— Begin THE RECORDS —

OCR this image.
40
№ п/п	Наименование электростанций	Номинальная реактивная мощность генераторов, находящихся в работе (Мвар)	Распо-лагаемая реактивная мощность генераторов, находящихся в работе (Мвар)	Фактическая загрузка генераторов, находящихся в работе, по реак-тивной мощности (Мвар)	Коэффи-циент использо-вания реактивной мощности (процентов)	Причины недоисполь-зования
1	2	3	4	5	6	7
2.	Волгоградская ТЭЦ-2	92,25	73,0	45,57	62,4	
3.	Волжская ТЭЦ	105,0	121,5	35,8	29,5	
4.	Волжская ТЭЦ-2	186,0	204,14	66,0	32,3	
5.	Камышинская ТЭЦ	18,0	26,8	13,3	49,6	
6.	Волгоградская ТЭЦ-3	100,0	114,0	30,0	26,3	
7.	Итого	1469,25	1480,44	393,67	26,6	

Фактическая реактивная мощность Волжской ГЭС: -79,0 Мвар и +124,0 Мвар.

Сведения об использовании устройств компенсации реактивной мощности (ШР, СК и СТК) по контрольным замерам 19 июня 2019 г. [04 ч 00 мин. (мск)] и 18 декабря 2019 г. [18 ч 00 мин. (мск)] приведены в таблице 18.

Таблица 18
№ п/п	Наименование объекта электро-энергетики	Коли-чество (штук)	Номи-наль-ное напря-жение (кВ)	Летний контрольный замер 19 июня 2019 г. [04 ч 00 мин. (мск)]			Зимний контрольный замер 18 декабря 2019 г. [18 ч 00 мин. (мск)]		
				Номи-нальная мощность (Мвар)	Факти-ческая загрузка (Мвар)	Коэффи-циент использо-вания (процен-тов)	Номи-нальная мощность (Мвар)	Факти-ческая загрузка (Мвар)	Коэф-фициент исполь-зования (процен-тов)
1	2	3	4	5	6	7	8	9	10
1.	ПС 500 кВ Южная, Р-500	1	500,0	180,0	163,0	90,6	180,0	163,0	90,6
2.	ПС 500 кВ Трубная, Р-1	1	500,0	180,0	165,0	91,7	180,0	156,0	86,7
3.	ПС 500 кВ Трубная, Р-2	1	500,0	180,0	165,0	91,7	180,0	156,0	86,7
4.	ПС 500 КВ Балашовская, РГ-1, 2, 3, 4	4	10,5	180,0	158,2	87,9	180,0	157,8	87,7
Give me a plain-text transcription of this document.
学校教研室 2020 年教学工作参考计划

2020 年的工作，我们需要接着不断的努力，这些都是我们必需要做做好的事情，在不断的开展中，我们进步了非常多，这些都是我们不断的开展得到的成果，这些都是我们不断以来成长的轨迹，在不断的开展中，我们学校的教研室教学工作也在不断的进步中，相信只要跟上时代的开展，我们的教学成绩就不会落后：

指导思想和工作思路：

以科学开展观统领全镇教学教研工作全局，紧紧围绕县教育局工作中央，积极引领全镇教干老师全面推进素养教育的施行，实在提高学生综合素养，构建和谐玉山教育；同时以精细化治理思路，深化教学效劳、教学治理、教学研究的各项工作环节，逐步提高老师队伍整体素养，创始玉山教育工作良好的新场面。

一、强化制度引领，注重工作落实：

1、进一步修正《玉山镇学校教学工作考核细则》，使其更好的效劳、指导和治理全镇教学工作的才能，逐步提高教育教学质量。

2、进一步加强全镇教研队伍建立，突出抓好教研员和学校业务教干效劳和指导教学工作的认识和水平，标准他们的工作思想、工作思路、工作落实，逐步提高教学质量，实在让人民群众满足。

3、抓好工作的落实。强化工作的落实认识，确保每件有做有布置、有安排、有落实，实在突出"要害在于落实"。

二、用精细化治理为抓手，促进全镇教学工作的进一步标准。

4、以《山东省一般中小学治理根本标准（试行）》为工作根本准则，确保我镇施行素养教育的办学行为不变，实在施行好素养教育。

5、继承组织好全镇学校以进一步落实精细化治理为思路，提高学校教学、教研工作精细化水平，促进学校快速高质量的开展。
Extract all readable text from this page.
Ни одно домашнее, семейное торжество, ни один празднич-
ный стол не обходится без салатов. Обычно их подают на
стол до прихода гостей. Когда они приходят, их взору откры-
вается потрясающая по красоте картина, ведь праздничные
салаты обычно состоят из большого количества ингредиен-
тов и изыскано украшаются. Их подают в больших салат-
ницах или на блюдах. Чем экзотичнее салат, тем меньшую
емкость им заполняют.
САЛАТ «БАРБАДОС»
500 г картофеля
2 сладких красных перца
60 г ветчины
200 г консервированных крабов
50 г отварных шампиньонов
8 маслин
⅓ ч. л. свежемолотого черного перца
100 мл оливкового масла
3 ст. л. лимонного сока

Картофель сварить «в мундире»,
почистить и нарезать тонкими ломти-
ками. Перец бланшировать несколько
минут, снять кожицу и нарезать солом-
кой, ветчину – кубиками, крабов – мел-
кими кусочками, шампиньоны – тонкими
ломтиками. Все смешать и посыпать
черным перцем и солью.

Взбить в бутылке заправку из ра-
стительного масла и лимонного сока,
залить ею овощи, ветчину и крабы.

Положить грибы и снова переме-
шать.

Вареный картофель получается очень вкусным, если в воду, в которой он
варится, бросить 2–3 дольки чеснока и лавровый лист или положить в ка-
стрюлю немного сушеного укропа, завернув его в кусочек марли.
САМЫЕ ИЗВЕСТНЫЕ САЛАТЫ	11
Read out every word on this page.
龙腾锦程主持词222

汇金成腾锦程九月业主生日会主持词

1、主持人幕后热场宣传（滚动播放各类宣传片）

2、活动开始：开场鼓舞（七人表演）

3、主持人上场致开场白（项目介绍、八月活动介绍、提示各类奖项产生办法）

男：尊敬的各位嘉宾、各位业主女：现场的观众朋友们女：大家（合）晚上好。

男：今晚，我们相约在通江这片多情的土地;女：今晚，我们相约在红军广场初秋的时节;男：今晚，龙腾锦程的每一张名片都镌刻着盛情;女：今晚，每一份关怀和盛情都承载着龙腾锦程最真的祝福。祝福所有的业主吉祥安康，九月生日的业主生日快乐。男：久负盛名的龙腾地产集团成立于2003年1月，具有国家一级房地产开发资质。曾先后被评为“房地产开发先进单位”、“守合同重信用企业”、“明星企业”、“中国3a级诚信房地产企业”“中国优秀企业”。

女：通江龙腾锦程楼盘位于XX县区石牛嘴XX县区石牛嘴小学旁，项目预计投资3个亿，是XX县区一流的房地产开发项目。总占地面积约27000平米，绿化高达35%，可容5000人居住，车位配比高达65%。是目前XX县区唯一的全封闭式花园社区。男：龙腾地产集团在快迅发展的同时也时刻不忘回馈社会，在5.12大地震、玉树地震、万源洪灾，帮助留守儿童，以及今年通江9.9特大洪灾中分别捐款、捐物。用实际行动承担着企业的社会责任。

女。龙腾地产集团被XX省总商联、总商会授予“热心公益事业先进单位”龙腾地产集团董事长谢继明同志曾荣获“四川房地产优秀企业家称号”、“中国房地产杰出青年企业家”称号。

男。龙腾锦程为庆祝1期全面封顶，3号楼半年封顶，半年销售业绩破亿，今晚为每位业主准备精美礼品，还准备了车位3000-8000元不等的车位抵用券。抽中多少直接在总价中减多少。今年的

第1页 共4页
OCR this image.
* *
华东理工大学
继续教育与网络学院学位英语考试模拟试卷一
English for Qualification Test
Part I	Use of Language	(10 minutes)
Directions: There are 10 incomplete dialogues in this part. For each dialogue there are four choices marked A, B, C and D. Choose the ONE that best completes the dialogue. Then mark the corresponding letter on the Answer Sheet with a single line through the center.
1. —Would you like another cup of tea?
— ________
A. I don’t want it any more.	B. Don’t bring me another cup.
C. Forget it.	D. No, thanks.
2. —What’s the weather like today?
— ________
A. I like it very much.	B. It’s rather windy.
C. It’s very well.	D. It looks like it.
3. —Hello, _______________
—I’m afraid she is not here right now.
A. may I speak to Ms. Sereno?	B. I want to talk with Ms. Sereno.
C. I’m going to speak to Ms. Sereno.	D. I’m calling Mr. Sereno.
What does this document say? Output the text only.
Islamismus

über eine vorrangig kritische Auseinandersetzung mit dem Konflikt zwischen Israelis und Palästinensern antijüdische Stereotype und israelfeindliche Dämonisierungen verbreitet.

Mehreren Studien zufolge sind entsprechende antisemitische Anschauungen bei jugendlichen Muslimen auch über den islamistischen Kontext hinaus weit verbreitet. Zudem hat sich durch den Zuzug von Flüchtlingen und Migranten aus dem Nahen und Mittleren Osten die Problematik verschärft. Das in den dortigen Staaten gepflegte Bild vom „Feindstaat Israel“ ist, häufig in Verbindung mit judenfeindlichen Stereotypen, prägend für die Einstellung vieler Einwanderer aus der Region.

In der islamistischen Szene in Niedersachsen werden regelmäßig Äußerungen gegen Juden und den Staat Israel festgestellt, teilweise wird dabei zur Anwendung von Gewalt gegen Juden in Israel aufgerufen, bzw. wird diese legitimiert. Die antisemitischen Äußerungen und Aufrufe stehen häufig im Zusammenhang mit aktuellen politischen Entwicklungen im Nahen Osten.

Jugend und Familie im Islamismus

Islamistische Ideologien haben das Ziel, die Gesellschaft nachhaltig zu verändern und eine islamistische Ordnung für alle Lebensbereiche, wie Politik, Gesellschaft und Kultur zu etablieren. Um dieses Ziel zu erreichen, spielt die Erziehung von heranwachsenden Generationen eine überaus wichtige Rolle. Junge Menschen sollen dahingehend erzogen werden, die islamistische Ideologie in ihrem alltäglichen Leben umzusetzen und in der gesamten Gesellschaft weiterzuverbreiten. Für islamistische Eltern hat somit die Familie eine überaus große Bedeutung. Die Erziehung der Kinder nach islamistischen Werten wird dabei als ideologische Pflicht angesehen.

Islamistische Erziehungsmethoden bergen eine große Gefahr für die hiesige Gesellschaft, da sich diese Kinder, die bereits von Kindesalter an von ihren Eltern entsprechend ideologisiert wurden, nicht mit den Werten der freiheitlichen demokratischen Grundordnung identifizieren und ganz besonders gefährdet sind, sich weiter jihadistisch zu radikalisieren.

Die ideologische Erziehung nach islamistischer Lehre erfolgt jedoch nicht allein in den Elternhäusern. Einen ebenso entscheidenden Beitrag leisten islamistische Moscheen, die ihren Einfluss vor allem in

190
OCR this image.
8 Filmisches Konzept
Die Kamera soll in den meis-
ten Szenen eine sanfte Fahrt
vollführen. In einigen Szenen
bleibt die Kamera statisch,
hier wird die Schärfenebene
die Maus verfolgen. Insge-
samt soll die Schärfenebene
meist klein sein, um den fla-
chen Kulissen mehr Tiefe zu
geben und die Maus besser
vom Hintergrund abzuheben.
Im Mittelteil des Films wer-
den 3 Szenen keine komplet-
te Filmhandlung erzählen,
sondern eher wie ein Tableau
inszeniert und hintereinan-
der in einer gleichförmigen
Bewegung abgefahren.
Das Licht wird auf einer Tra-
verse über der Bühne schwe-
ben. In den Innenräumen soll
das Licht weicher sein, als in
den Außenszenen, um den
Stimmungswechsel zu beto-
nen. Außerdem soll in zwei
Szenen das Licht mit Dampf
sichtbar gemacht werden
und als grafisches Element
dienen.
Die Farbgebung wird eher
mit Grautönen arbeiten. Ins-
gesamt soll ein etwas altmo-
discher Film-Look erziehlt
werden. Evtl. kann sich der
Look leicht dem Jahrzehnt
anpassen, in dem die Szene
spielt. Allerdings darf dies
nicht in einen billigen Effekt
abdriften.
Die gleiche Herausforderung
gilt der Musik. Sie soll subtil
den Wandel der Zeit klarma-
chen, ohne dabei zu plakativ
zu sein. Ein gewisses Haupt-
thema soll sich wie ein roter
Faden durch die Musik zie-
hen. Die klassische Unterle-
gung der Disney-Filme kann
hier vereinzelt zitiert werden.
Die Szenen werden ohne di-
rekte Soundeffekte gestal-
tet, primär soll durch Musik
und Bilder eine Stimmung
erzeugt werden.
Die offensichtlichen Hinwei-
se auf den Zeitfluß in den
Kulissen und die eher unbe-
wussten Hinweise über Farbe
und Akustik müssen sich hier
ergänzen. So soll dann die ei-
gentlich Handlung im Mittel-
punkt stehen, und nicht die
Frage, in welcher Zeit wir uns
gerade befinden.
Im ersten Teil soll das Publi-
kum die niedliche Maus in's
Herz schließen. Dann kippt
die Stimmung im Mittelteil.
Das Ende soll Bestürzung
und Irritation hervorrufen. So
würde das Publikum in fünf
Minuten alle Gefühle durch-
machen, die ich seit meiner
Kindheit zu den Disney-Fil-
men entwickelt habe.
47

— End THE RECORDS —

### TASK DIRECTIONS
Return only those lines of the records that contain the string "лимонного".

### WRITTEN RESPONSE
3 ст. л. лимонного сока
стительного масла и лимонного сока,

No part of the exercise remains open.